• [Record extracts]:
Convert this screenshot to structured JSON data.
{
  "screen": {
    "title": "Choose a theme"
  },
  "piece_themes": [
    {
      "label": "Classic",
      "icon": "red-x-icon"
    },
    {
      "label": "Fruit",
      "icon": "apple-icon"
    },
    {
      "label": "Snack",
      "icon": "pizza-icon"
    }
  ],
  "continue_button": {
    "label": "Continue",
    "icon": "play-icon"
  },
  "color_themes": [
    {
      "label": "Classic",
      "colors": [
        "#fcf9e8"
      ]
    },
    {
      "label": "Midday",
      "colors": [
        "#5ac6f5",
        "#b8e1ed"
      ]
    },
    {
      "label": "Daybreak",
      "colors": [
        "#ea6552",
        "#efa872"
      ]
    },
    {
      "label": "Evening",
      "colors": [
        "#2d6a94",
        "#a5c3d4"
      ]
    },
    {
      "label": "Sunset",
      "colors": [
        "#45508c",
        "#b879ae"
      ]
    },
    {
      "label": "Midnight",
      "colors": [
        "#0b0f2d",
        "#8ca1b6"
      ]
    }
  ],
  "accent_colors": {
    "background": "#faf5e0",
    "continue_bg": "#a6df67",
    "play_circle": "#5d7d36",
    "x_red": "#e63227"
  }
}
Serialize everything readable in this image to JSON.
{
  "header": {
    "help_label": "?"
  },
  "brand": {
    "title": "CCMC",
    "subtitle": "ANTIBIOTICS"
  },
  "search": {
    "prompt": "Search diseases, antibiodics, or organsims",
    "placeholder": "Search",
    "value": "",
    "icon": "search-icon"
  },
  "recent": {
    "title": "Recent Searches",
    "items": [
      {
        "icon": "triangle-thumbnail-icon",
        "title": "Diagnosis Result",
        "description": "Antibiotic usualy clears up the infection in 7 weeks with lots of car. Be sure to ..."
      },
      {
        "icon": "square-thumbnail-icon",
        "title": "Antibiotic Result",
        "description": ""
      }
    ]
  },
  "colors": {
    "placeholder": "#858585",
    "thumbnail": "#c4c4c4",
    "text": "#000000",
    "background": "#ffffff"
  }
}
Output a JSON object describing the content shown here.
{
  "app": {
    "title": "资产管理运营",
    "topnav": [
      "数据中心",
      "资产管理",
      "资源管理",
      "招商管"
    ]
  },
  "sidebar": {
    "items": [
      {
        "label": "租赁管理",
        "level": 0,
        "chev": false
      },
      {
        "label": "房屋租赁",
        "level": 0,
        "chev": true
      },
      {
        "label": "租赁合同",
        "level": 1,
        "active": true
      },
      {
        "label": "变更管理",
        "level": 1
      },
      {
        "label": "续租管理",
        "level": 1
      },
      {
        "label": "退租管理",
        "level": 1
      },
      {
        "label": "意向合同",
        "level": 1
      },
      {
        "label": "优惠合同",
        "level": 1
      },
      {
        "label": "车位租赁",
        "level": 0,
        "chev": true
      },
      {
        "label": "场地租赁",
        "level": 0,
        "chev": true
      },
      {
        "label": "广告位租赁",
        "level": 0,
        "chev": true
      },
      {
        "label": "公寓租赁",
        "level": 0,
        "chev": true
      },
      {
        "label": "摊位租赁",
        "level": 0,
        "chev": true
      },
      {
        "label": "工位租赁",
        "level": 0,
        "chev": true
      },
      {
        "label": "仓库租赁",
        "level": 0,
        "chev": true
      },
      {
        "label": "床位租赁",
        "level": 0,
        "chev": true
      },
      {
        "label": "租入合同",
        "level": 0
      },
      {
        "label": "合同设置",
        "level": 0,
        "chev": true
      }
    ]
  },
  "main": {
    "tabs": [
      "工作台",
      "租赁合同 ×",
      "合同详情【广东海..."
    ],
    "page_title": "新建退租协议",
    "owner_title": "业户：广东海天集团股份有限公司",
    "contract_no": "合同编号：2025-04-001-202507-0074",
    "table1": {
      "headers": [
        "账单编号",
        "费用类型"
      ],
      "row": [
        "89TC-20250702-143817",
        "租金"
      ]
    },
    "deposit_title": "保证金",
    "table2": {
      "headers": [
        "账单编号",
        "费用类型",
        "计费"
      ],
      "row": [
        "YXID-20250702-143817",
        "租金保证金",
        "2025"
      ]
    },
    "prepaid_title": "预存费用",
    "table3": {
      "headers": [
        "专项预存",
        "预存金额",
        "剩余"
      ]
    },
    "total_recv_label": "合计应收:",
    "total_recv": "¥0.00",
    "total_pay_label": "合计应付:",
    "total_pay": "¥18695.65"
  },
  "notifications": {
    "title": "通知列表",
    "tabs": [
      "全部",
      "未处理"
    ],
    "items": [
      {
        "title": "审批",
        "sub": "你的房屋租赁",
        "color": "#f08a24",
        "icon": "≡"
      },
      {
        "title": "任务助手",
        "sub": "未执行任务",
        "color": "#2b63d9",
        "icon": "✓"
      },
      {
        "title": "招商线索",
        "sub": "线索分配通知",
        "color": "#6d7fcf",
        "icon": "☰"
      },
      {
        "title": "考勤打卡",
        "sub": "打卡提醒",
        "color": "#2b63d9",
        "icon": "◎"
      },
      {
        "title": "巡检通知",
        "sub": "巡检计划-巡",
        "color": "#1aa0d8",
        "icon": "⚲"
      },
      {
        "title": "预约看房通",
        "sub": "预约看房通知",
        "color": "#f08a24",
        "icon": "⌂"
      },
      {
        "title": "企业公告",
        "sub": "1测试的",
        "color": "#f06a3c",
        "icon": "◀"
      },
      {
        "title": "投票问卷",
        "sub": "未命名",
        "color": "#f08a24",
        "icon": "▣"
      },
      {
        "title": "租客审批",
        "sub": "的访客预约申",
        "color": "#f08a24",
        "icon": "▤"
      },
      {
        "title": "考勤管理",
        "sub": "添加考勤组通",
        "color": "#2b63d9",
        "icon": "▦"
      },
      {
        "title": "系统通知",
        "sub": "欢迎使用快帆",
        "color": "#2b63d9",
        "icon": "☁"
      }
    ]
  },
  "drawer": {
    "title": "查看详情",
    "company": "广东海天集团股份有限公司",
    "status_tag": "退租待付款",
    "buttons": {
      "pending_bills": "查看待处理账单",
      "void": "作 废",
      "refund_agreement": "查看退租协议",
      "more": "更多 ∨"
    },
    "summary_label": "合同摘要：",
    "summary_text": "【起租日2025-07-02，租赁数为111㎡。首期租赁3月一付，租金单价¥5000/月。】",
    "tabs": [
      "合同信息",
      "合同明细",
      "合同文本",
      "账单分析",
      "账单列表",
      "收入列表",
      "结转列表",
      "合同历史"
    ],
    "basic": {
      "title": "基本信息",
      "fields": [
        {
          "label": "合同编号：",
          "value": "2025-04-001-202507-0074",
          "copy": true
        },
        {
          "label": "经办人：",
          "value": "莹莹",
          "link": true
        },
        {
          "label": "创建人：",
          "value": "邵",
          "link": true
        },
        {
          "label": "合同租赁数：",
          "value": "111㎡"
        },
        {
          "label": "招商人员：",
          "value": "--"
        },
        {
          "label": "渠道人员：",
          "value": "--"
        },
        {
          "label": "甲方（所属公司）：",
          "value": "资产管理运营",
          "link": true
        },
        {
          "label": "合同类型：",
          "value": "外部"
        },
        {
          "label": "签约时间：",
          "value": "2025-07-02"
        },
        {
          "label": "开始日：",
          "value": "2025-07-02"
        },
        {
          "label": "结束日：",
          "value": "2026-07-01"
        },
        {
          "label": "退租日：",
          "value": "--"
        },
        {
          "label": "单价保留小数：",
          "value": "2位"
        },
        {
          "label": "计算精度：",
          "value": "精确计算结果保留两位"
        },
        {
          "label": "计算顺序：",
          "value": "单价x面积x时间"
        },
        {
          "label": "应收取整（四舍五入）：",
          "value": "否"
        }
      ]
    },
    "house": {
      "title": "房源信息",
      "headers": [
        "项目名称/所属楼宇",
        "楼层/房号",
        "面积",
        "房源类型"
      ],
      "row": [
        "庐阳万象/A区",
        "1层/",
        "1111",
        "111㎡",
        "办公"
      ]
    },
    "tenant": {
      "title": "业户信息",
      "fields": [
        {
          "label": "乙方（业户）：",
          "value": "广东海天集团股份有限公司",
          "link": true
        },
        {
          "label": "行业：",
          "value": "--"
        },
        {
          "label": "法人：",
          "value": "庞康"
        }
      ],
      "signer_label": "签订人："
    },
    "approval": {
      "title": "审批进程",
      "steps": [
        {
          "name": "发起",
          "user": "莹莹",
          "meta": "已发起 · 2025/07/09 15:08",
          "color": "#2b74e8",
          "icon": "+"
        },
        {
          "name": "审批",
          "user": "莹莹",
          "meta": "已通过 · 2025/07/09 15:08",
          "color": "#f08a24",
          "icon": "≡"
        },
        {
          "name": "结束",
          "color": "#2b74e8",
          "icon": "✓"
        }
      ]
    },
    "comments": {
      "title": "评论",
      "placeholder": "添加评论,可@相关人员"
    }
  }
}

• [The task]:
Copy each line above where the string "background" occurs.

• [Answer in full]:
    "background": "#faf5e0",
    "background": "#ffffff"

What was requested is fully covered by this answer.